Pictures don't belong in the copy. Set down the lines from the one containing "Convert this screenshot" through the last line, exactly as they are.

* **RECORDS SUPPLIED**
(begin)
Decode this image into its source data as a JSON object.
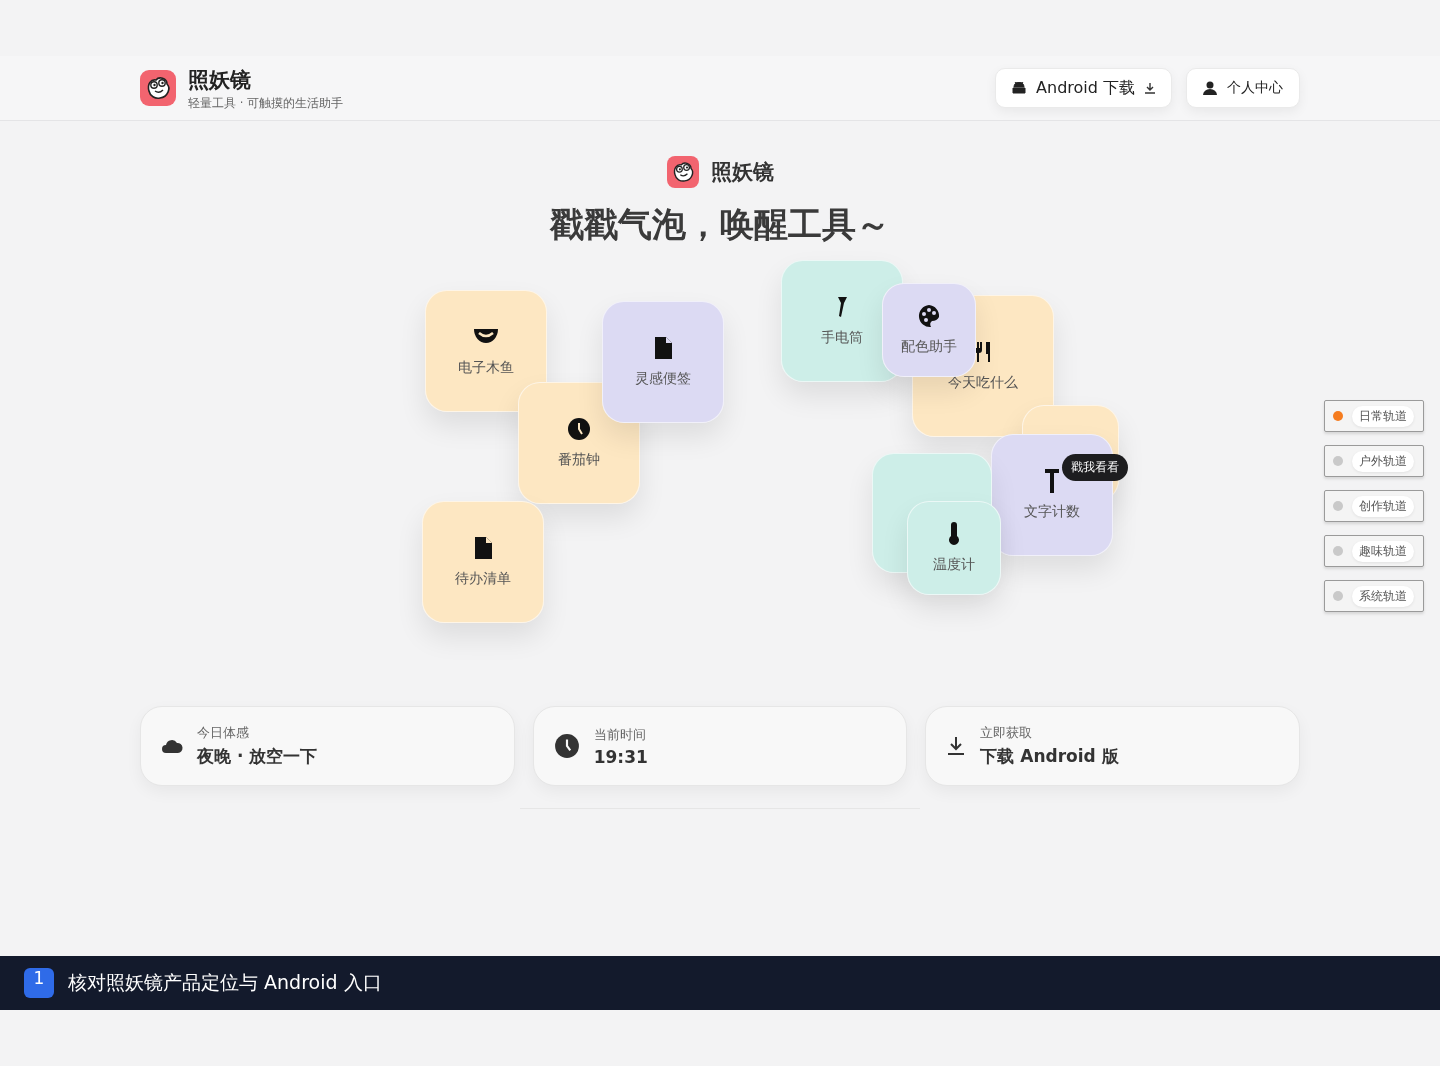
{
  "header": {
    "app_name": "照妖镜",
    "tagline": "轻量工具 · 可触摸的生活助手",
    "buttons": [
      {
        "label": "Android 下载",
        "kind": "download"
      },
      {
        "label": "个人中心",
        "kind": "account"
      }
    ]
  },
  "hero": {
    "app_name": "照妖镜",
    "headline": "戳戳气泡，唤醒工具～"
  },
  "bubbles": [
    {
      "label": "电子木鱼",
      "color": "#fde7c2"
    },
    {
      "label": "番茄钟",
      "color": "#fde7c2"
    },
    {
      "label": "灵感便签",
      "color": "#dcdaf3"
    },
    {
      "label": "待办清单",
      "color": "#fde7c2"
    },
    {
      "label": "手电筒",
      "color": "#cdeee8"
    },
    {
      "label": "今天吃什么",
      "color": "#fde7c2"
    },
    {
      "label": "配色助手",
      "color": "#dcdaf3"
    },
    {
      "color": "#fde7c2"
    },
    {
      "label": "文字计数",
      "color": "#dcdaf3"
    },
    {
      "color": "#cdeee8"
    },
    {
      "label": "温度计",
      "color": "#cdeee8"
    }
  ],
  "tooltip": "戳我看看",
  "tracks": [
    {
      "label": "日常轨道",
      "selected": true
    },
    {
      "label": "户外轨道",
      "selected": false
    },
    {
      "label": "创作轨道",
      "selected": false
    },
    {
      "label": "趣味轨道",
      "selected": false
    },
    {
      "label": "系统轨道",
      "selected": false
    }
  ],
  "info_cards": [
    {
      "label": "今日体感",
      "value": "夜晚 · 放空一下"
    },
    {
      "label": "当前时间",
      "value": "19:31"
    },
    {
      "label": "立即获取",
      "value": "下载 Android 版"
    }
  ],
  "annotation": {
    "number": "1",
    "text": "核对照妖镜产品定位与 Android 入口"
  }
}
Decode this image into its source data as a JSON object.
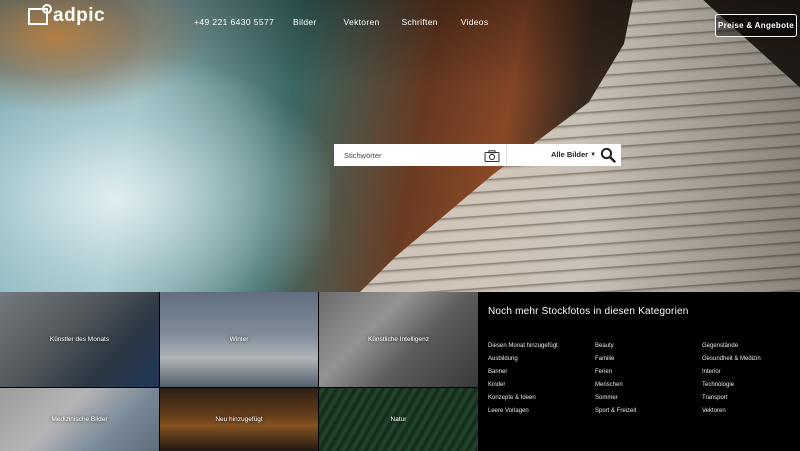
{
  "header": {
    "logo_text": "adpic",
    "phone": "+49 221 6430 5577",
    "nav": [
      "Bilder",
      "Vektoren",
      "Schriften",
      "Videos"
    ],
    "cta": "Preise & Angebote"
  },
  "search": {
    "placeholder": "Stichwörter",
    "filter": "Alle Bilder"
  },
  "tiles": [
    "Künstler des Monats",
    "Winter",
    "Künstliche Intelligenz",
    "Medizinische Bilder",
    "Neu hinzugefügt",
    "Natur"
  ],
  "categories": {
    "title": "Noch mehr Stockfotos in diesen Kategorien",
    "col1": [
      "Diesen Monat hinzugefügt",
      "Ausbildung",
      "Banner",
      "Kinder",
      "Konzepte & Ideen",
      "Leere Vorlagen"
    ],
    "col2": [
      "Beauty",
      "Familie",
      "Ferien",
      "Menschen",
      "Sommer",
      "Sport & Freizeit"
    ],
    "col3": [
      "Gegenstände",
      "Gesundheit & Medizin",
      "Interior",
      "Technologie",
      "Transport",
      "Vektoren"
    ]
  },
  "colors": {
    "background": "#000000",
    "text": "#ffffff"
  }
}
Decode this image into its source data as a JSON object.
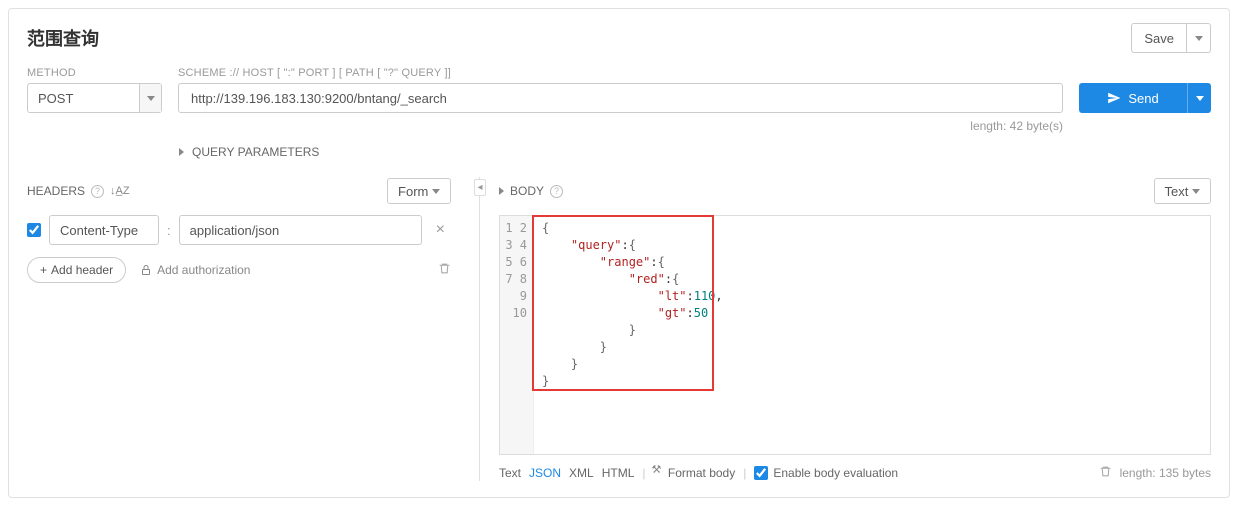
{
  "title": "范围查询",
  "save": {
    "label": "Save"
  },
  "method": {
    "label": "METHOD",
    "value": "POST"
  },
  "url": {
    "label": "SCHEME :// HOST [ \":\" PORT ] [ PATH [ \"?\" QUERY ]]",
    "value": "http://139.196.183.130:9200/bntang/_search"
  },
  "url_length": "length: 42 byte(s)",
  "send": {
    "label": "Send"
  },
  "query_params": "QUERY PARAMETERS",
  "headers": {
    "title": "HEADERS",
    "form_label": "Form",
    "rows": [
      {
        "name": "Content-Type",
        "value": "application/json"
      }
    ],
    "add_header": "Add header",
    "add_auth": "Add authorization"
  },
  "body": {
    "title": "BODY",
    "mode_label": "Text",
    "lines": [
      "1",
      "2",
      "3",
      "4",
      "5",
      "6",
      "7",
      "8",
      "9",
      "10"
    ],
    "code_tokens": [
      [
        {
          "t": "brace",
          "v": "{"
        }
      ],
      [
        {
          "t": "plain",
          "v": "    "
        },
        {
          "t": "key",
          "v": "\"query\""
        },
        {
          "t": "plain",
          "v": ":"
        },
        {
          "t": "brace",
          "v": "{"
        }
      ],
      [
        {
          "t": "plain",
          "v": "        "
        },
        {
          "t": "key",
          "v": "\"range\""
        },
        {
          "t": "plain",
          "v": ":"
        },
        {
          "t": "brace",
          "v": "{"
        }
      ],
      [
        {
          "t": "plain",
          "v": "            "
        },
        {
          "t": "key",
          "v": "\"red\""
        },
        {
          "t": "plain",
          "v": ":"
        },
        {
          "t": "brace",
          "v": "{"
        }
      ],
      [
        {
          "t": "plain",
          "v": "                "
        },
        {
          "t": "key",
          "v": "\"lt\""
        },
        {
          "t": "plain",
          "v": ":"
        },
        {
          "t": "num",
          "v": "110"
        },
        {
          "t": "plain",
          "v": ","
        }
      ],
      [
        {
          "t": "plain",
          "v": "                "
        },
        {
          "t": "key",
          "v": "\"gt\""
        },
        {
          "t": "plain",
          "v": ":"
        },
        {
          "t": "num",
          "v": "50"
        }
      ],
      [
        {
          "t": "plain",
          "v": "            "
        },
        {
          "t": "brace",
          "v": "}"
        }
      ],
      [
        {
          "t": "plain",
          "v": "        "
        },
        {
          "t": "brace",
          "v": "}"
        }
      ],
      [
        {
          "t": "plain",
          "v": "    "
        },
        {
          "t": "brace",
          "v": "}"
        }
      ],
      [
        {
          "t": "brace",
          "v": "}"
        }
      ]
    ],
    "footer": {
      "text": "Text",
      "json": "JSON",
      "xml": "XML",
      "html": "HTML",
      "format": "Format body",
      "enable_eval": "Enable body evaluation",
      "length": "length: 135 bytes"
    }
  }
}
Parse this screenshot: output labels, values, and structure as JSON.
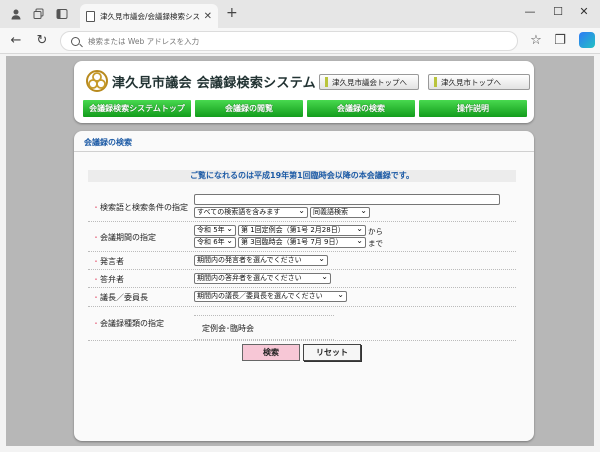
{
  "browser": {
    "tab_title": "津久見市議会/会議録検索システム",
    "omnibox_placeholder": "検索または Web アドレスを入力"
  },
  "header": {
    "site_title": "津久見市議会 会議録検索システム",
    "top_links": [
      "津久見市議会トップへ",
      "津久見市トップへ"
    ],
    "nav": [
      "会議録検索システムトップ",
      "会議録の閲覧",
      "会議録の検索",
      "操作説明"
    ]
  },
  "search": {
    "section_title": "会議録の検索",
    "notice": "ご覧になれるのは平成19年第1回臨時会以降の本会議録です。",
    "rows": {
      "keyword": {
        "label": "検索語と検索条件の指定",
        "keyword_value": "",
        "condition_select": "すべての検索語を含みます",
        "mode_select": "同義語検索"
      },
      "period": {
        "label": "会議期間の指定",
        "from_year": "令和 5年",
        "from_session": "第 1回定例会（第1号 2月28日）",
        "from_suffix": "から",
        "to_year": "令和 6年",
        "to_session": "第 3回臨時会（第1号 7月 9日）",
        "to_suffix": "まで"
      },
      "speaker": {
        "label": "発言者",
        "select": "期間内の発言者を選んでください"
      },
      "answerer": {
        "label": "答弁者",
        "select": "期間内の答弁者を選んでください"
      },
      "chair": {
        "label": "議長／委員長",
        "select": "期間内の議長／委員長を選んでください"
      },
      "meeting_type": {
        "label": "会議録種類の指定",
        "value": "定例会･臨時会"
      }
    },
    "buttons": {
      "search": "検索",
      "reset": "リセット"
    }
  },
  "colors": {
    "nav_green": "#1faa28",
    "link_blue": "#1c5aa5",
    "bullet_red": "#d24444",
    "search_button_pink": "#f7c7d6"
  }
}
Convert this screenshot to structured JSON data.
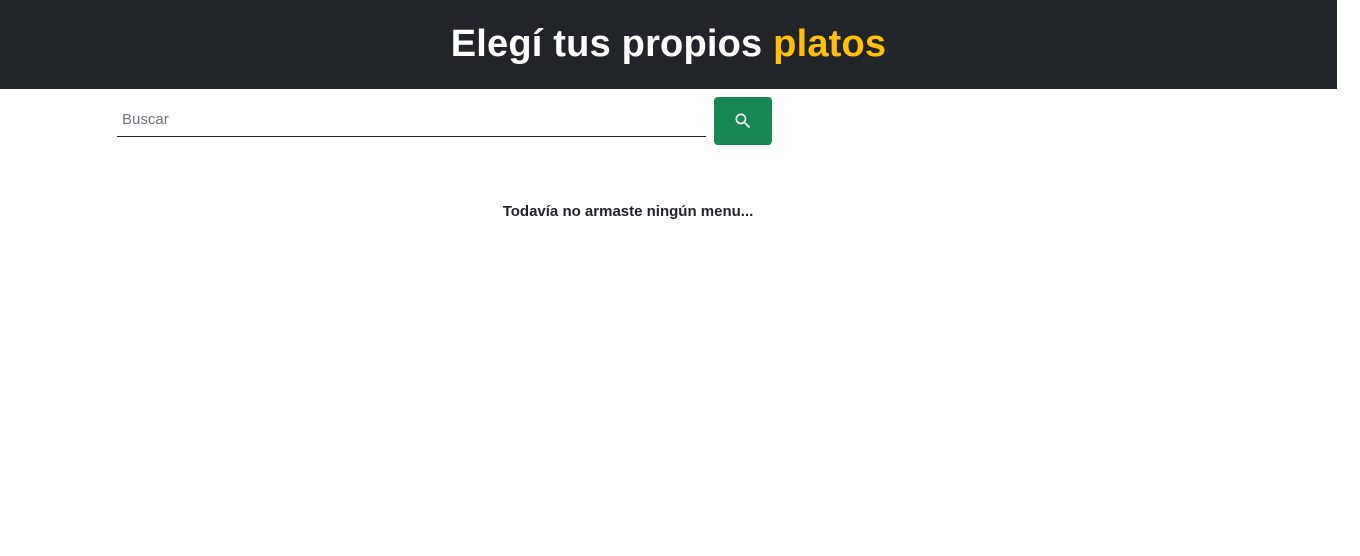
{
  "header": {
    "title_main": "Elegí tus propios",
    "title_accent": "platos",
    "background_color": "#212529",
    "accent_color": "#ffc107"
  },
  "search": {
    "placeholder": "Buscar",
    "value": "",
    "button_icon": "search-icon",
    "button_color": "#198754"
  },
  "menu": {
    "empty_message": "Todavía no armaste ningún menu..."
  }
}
(end)
* **ANSWER FOR THE TASK**
Convert this screenshot to structured JSON data.
{
  "header": {
    "title_main": "Elegí tus propios",
    "title_accent": "platos",
    "background_color": "#212529",
    "accent_color": "#ffc107"
  },
  "search": {
    "placeholder": "Buscar",
    "value": "",
    "button_icon": "search-icon",
    "button_color": "#198754"
  },
  "menu": {
    "empty_message": "Todavía no armaste ningún menu..."
  }
}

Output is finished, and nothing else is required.